## Aim
Give the material again in full, matching it exactly.
● ● ●
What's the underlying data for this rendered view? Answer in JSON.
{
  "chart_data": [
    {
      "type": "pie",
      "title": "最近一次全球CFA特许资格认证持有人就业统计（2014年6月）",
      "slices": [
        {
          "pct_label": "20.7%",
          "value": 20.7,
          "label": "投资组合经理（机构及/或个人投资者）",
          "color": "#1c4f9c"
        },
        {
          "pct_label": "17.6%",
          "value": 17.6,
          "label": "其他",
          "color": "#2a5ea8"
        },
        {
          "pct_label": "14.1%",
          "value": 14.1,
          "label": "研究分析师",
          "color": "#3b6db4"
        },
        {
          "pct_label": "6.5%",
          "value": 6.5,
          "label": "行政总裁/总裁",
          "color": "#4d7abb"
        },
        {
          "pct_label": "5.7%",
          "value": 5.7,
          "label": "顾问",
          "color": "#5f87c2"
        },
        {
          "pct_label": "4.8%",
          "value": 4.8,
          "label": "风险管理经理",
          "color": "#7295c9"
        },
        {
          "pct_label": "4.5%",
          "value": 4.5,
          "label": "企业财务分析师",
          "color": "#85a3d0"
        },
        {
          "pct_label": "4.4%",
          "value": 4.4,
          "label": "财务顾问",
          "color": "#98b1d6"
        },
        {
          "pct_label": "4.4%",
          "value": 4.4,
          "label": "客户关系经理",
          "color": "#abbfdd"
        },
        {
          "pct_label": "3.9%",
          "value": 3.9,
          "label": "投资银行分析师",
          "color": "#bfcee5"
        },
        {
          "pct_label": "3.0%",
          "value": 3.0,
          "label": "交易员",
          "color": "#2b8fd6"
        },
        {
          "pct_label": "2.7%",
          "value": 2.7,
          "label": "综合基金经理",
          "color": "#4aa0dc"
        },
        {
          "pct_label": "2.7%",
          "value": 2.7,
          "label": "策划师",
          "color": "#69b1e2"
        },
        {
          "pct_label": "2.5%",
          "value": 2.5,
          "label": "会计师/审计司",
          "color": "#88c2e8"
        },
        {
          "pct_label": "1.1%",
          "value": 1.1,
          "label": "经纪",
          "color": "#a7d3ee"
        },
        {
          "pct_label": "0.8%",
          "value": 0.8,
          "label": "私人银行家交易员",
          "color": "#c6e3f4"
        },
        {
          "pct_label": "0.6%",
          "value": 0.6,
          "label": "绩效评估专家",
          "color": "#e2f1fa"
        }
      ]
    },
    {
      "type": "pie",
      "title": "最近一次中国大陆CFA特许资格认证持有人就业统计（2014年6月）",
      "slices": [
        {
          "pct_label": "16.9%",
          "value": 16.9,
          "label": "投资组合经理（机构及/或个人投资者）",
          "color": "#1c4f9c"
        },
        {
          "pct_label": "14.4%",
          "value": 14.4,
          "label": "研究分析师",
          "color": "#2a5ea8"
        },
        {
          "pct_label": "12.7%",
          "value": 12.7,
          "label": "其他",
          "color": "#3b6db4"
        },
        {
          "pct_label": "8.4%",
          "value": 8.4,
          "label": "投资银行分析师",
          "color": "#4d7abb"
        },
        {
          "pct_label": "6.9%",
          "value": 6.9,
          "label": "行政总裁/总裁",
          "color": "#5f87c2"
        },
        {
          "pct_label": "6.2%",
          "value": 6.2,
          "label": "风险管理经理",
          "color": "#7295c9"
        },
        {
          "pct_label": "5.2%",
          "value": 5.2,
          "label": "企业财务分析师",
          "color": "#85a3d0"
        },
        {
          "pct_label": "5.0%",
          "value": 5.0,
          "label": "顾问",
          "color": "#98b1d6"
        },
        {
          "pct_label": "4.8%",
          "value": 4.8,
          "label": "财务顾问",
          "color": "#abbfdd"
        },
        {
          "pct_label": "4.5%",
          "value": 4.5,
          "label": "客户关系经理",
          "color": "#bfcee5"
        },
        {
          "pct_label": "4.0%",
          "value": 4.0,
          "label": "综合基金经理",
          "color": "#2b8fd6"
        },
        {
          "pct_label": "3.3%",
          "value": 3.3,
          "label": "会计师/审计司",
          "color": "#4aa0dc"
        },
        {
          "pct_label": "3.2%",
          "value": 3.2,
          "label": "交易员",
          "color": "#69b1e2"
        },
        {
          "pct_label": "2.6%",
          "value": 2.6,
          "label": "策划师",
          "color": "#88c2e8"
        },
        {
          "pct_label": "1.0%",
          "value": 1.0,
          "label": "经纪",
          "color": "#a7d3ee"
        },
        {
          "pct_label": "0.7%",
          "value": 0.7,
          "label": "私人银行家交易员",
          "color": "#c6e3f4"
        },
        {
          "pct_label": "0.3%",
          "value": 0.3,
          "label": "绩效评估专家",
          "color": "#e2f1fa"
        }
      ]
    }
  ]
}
● ● ●
## Exercise answer
What's the underlying data for this rendered view? Answer in JSON.
{
  "chart_data": [
    {
      "type": "pie",
      "title": "最近一次全球CFA特许资格认证持有人就业统计（2014年6月）",
      "slices": [
        {
          "pct_label": "20.7%",
          "value": 20.7,
          "label": "投资组合经理（机构及/或个人投资者）",
          "color": "#1c4f9c"
        },
        {
          "pct_label": "17.6%",
          "value": 17.6,
          "label": "其他",
          "color": "#2a5ea8"
        },
        {
          "pct_label": "14.1%",
          "value": 14.1,
          "label": "研究分析师",
          "color": "#3b6db4"
        },
        {
          "pct_label": "6.5%",
          "value": 6.5,
          "label": "行政总裁/总裁",
          "color": "#4d7abb"
        },
        {
          "pct_label": "5.7%",
          "value": 5.7,
          "label": "顾问",
          "color": "#5f87c2"
        },
        {
          "pct_label": "4.8%",
          "value": 4.8,
          "label": "风险管理经理",
          "color": "#7295c9"
        },
        {
          "pct_label": "4.5%",
          "value": 4.5,
          "label": "企业财务分析师",
          "color": "#85a3d0"
        },
        {
          "pct_label": "4.4%",
          "value": 4.4,
          "label": "财务顾问",
          "color": "#98b1d6"
        },
        {
          "pct_label": "4.4%",
          "value": 4.4,
          "label": "客户关系经理",
          "color": "#abbfdd"
        },
        {
          "pct_label": "3.9%",
          "value": 3.9,
          "label": "投资银行分析师",
          "color": "#bfcee5"
        },
        {
          "pct_label": "3.0%",
          "value": 3.0,
          "label": "交易员",
          "color": "#2b8fd6"
        },
        {
          "pct_label": "2.7%",
          "value": 2.7,
          "label": "综合基金经理",
          "color": "#4aa0dc"
        },
        {
          "pct_label": "2.7%",
          "value": 2.7,
          "label": "策划师",
          "color": "#69b1e2"
        },
        {
          "pct_label": "2.5%",
          "value": 2.5,
          "label": "会计师/审计司",
          "color": "#88c2e8"
        },
        {
          "pct_label": "1.1%",
          "value": 1.1,
          "label": "经纪",
          "color": "#a7d3ee"
        },
        {
          "pct_label": "0.8%",
          "value": 0.8,
          "label": "私人银行家交易员",
          "color": "#c6e3f4"
        },
        {
          "pct_label": "0.6%",
          "value": 0.6,
          "label": "绩效评估专家",
          "color": "#e2f1fa"
        }
      ]
    },
    {
      "type": "pie",
      "title": "最近一次中国大陆CFA特许资格认证持有人就业统计（2014年6月）",
      "slices": [
        {
          "pct_label": "16.9%",
          "value": 16.9,
          "label": "投资组合经理（机构及/或个人投资者）",
          "color": "#1c4f9c"
        },
        {
          "pct_label": "14.4%",
          "value": 14.4,
          "label": "研究分析师",
          "color": "#2a5ea8"
        },
        {
          "pct_label": "12.7%",
          "value": 12.7,
          "label": "其他",
          "color": "#3b6db4"
        },
        {
          "pct_label": "8.4%",
          "value": 8.4,
          "label": "投资银行分析师",
          "color": "#4d7abb"
        },
        {
          "pct_label": "6.9%",
          "value": 6.9,
          "label": "行政总裁/总裁",
          "color": "#5f87c2"
        },
        {
          "pct_label": "6.2%",
          "value": 6.2,
          "label": "风险管理经理",
          "color": "#7295c9"
        },
        {
          "pct_label": "5.2%",
          "value": 5.2,
          "label": "企业财务分析师",
          "color": "#85a3d0"
        },
        {
          "pct_label": "5.0%",
          "value": 5.0,
          "label": "顾问",
          "color": "#98b1d6"
        },
        {
          "pct_label": "4.8%",
          "value": 4.8,
          "label": "财务顾问",
          "color": "#abbfdd"
        },
        {
          "pct_label": "4.5%",
          "value": 4.5,
          "label": "客户关系经理",
          "color": "#bfcee5"
        },
        {
          "pct_label": "4.0%",
          "value": 4.0,
          "label": "综合基金经理",
          "color": "#2b8fd6"
        },
        {
          "pct_label": "3.3%",
          "value": 3.3,
          "label": "会计师/审计司",
          "color": "#4aa0dc"
        },
        {
          "pct_label": "3.2%",
          "value": 3.2,
          "label": "交易员",
          "color": "#69b1e2"
        },
        {
          "pct_label": "2.6%",
          "value": 2.6,
          "label": "策划师",
          "color": "#88c2e8"
        },
        {
          "pct_label": "1.0%",
          "value": 1.0,
          "label": "经纪",
          "color": "#a7d3ee"
        },
        {
          "pct_label": "0.7%",
          "value": 0.7,
          "label": "私人银行家交易员",
          "color": "#c6e3f4"
        },
        {
          "pct_label": "0.3%",
          "value": 0.3,
          "label": "绩效评估专家",
          "color": "#e2f1fa"
        }
      ]
    }
  ]
}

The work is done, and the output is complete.